_Required tasks_:
a: From the excerpt on rehabilitation after COVID-19, list every problem that the text says survivors may suffer from up to 6 months after infection.
b: For each statement below, say whether it agrees with the excerpt on rehabilitation after COVID-19, and quote the words from the excerpt that decide it. (i) Cycle training was feasible in all participants. (ii) The study was retrospective. (iii) The benefits depended on participants' initial stage of physical performance.

CONCLUSIONS: In-patient PR could be tailored and progressively increased to survivors of COVID-19-associated ARF; cycle training was feasible in half of the participants. Benefits were independent of initial stage of physical performance and allowed participants to move from lower to higher levels of activities.
Introduction
COVID-19 manifests a variety of clinical presentations ranging from no symptoms or light flu to pneumonia and acute respiratory failure (ARF) requiring admission to the ICU and possible death.1,2 In addition to the consequences on lung function,3 a high prevalence of impairment in physical performance is reported in survivors, who may suffer from fatigue and/or muscle weakness, exercise-induced dyspnea, sleep difficulties, and anxiety and/or depression up to 6 months after infection.4-7
Pulmonary rehabilitation (PR) including exercise training is a recognized cornerstone of comprehensive management of chronic respiratory diseases. In different settings, it improves symptoms such as dyspnea and fatigue, exercise capacity, and health-related quality of life.8,9 Clinical indications and modalities of PR have been proposed by international guidelines and recommendations,10,11 and uncontrolled studies have shown that this modality is possible and effective in survivors of COVID-19, including those requiring assisted ventilation or oxygen therapy.12,13 However, knowledge of the potential effects of programs tailored to the individual physiological characteristics is scarce; and the sometime safety, tolerability, and effects of moderately intense continuous training in people with ongoing symptomatic COVID-19 are totally unclear.
Therefore, this retrospective real-life study aimed to report in-patient rehabilitative trajectories and effects of cycle training programs in survivors of COVID-19-associated ARF.
QUICK LOOK
Current Knowledge
Pulmonary rehabilitation (PR) is a recognized cornerstone of comprehensive management of chronic respiratory diseases. Knowledge of the safety, tolerability, intensity, and effects of PR (including exercise training in people with ongoing symptomatic COVID-19) is unclear.

_Recorded information_:
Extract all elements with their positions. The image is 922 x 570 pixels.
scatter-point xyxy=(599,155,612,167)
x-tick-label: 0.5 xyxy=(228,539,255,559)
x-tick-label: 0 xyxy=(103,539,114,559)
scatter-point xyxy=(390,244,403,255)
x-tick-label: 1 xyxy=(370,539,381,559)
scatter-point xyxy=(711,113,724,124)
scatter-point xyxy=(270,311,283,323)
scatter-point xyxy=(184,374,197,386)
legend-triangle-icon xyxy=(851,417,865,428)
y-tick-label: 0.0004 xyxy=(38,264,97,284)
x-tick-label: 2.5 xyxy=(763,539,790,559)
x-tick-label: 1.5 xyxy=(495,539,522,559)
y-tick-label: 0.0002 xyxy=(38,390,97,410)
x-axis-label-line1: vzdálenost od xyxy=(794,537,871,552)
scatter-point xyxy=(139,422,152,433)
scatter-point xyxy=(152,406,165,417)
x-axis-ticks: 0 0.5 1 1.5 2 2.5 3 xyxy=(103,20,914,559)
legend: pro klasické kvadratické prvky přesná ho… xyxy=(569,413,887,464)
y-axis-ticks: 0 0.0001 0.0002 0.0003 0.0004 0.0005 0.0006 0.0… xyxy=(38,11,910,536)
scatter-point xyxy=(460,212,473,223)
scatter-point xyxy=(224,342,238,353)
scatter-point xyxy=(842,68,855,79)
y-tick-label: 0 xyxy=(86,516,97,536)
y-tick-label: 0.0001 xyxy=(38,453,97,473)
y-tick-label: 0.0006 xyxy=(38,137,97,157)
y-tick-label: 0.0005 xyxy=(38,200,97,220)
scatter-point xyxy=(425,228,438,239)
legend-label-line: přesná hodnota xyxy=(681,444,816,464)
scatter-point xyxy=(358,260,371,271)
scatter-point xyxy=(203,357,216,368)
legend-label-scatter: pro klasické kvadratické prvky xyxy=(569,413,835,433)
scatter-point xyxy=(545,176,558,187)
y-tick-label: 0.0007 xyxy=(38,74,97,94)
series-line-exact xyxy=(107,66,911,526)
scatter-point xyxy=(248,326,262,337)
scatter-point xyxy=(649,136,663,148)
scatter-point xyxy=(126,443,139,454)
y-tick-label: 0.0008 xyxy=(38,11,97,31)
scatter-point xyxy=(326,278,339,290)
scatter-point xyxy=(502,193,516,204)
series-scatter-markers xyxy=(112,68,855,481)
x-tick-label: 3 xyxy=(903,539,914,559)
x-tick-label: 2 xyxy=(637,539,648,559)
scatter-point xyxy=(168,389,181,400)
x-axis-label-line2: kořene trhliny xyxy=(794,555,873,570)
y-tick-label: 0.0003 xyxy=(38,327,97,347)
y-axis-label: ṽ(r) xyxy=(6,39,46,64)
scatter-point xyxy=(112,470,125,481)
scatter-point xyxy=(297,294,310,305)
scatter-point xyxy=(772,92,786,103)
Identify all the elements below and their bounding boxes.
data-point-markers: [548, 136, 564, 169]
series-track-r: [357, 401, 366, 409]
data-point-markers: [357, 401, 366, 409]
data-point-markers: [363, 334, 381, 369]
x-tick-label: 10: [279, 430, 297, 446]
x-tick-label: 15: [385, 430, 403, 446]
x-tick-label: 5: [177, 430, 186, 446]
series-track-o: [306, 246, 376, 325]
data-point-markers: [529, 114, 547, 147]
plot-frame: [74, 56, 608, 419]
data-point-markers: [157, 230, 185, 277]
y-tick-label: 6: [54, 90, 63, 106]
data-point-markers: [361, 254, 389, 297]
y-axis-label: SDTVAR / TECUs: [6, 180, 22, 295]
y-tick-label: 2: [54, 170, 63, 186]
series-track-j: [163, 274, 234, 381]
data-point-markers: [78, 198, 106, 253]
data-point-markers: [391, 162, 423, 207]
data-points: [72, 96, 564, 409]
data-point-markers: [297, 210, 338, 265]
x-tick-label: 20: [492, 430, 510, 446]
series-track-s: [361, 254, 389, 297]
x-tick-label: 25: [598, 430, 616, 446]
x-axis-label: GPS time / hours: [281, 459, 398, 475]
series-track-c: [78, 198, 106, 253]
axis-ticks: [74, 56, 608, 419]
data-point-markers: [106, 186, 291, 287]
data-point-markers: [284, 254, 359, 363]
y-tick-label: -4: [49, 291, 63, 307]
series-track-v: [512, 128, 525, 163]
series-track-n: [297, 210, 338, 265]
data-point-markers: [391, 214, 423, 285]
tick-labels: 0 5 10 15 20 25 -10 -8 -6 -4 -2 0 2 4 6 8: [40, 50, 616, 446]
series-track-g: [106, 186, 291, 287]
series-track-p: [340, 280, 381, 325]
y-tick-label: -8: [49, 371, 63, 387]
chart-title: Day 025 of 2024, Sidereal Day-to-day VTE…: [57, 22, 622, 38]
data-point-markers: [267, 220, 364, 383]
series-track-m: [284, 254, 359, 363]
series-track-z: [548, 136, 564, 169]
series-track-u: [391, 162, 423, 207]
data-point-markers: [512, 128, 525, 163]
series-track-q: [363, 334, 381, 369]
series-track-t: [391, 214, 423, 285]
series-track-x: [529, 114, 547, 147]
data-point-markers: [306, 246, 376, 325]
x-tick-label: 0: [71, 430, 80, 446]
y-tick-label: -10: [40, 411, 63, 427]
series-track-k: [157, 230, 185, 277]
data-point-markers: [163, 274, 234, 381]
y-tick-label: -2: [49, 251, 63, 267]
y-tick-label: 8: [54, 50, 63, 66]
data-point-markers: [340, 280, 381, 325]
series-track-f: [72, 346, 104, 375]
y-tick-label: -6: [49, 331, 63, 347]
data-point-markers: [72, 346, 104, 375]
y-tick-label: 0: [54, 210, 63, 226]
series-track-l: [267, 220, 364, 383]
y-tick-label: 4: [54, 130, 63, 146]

_Responses per task_:
a:
- fatigue and/or muscle weakness
- exercise-induced dyspnea
- sleep difficulties
- anxiety and/or depression

b:
(i) No: "cycle training was feasible in half of the participants."
(ii) Yes: "this retrospective real-life study"
(iii) No: "Benefits were independent of initial stage of physical performance"